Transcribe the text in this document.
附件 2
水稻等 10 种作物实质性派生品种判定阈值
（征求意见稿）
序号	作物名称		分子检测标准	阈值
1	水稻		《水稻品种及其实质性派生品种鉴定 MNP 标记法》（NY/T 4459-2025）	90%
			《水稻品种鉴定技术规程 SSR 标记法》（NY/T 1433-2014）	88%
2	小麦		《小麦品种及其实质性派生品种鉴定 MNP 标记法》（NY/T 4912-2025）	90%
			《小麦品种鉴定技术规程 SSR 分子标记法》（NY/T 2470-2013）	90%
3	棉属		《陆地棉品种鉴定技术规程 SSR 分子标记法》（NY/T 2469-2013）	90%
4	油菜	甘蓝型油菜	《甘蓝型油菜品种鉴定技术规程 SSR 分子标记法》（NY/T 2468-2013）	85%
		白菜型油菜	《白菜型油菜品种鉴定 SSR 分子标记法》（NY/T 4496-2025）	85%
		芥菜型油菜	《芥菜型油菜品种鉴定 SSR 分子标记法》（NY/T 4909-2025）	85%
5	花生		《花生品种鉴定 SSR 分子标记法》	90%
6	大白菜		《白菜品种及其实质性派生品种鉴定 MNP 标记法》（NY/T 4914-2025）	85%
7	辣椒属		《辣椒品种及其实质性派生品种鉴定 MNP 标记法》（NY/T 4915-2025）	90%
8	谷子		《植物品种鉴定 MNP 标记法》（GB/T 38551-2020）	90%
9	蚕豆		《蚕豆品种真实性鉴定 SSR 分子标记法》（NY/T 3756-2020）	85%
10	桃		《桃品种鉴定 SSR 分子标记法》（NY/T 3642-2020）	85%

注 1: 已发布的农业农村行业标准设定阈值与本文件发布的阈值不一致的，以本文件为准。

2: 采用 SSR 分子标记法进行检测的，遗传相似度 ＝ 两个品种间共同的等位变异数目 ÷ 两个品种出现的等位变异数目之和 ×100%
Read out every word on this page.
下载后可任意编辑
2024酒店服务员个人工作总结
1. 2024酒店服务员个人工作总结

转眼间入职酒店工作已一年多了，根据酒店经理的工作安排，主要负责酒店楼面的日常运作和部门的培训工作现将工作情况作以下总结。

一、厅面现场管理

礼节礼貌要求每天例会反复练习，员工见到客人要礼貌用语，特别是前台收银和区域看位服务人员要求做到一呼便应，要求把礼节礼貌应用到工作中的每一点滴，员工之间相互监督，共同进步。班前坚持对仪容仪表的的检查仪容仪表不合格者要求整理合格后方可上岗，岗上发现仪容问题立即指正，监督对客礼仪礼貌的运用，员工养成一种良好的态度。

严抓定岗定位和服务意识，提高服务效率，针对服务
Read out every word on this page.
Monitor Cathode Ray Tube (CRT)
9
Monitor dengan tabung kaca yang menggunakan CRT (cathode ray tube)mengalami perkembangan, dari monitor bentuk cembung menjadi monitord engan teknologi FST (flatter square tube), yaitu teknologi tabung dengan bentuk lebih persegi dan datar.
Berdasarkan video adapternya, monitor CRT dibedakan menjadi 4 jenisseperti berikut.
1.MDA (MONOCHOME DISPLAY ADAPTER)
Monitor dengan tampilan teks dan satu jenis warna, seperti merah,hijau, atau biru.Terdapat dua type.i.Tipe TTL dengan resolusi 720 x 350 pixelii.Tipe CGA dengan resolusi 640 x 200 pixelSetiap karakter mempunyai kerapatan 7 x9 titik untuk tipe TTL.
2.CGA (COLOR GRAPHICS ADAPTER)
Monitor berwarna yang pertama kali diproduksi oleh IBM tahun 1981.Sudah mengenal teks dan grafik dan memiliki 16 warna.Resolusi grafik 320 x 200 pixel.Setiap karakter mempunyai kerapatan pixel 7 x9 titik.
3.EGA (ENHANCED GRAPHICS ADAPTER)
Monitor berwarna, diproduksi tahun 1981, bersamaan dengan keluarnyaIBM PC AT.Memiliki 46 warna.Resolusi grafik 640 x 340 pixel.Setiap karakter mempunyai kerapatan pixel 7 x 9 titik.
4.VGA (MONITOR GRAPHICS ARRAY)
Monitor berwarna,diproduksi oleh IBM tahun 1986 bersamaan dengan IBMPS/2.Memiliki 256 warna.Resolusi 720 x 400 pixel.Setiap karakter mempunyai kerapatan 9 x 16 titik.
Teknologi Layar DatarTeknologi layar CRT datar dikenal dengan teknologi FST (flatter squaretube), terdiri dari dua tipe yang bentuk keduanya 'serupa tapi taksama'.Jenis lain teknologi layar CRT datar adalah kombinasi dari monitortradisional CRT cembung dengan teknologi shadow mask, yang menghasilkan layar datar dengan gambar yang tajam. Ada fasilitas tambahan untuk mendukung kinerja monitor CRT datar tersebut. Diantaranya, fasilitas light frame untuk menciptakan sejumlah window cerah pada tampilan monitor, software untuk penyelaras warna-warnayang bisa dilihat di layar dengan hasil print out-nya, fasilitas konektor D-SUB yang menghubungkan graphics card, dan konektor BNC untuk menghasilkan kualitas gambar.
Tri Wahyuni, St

+---+

* **EXERCISE BRIEF**
Retype the records that precede this task, keeping them exactly the same.

* **RESPONSE TO THE EXERCISE**
Transcribe the text in this document.
附件 2
水稻等 10 种作物实质性派生品种判定阈值
（征求意见稿）
序号	作物名称		分子检测标准	阈值
1	水稻		《水稻品种及其实质性派生品种鉴定 MNP 标记法》（NY/T 4459-2025）	90%
			《水稻品种鉴定技术规程 SSR 标记法》（NY/T 1433-2014）	88%
2	小麦		《小麦品种及其实质性派生品种鉴定 MNP 标记法》（NY/T 4912-2025）	90%
			《小麦品种鉴定技术规程 SSR 分子标记法》（NY/T 2470-2013）	90%
3	棉属		《陆地棉品种鉴定技术规程 SSR 分子标记法》（NY/T 2469-2013）	90%
4	油菜	甘蓝型油菜	《甘蓝型油菜品种鉴定技术规程 SSR 分子标记法》（NY/T 2468-2013）	85%
		白菜型油菜	《白菜型油菜品种鉴定 SSR 分子标记法》（NY/T 4496-2025）	85%
		芥菜型油菜	《芥菜型油菜品种鉴定 SSR 分子标记法》（NY/T 4909-2025）	85%
5	花生		《花生品种鉴定 SSR 分子标记法》	90%
6	大白菜		《白菜品种及其实质性派生品种鉴定 MNP 标记法》（NY/T 4914-2025）	85%
7	辣椒属		《辣椒品种及其实质性派生品种鉴定 MNP 标记法》（NY/T 4915-2025）	90%
8	谷子		《植物品种鉴定 MNP 标记法》（GB/T 38551-2020）	90%
9	蚕豆		《蚕豆品种真实性鉴定 SSR 分子标记法》（NY/T 3756-2020）	85%
10	桃		《桃品种鉴定 SSR 分子标记法》（NY/T 3642-2020）	85%

注 1: 已发布的农业农村行业标准设定阈值与本文件发布的阈值不一致的，以本文件为准。

2: 采用 SSR 分子标记法进行检测的，遗传相似度 ＝ 两个品种间共同的等位变异数目 ÷ 两个品种出现的等位变异数目之和 ×100%
Read out every word on this page.
下载后可任意编辑
2024酒店服务员个人工作总结
1. 2024酒店服务员个人工作总结

转眼间入职酒店工作已一年多了，根据酒店经理的工作安排，主要负责酒店楼面的日常运作和部门的培训工作现将工作情况作以下总结。

一、厅面现场管理

礼节礼貌要求每天例会反复练习，员工见到客人要礼貌用语，特别是前台收银和区域看位服务人员要求做到一呼便应，要求把礼节礼貌应用到工作中的每一点滴，员工之间相互监督，共同进步。班前坚持对仪容仪表的的检查仪容仪表不合格者要求整理合格后方可上岗，岗上发现仪容问题立即指正，监督对客礼仪礼貌的运用，员工养成一种良好的态度。

严抓定岗定位和服务意识，提高服务效率，针对服务
Read out every word on this page.
Monitor Cathode Ray Tube (CRT)
9
Monitor dengan tabung kaca yang menggunakan CRT (cathode ray tube)mengalami perkembangan, dari monitor bentuk cembung menjadi monitord engan teknologi FST (flatter square tube), yaitu teknologi tabung dengan bentuk lebih persegi dan datar.
Berdasarkan video adapternya, monitor CRT dibedakan menjadi 4 jenisseperti berikut.
1.MDA (MONOCHOME DISPLAY ADAPTER)
Monitor dengan tampilan teks dan satu jenis warna, seperti merah,hijau, atau biru.Terdapat dua type.i.Tipe TTL dengan resolusi 720 x 350 pixelii.Tipe CGA dengan resolusi 640 x 200 pixelSetiap karakter mempunyai kerapatan 7 x9 titik untuk tipe TTL.
2.CGA (COLOR GRAPHICS ADAPTER)
Monitor berwarna yang pertama kali diproduksi oleh IBM tahun 1981.Sudah mengenal teks dan grafik dan memiliki 16 warna.Resolusi grafik 320 x 200 pixel.Setiap karakter mempunyai kerapatan pixel 7 x9 titik.
3.EGA (ENHANCED GRAPHICS ADAPTER)
Monitor berwarna, diproduksi tahun 1981, bersamaan dengan keluarnyaIBM PC AT.Memiliki 46 warna.Resolusi grafik 640 x 340 pixel.Setiap karakter mempunyai kerapatan pixel 7 x 9 titik.
4.VGA (MONITOR GRAPHICS ARRAY)
Monitor berwarna,diproduksi oleh IBM tahun 1986 bersamaan dengan IBMPS/2.Memiliki 256 warna.Resolusi 720 x 400 pixel.Setiap karakter mempunyai kerapatan 9 x 16 titik.
Teknologi Layar DatarTeknologi layar CRT datar dikenal dengan teknologi FST (flatter squaretube), terdiri dari dua tipe yang bentuk keduanya 'serupa tapi taksama'.Jenis lain teknologi layar CRT datar adalah kombinasi dari monitortradisional CRT cembung dengan teknologi shadow mask, yang menghasilkan layar datar dengan gambar yang tajam. Ada fasilitas tambahan untuk mendukung kinerja monitor CRT datar tersebut. Diantaranya, fasilitas light frame untuk menciptakan sejumlah window cerah pada tampilan monitor, software untuk penyelaras warna-warnayang bisa dilihat di layar dengan hasil print out-nya, fasilitas konektor D-SUB yang menghubungkan graphics card, dan konektor BNC untuk menghasilkan kualitas gambar.
Tri Wahyuni, St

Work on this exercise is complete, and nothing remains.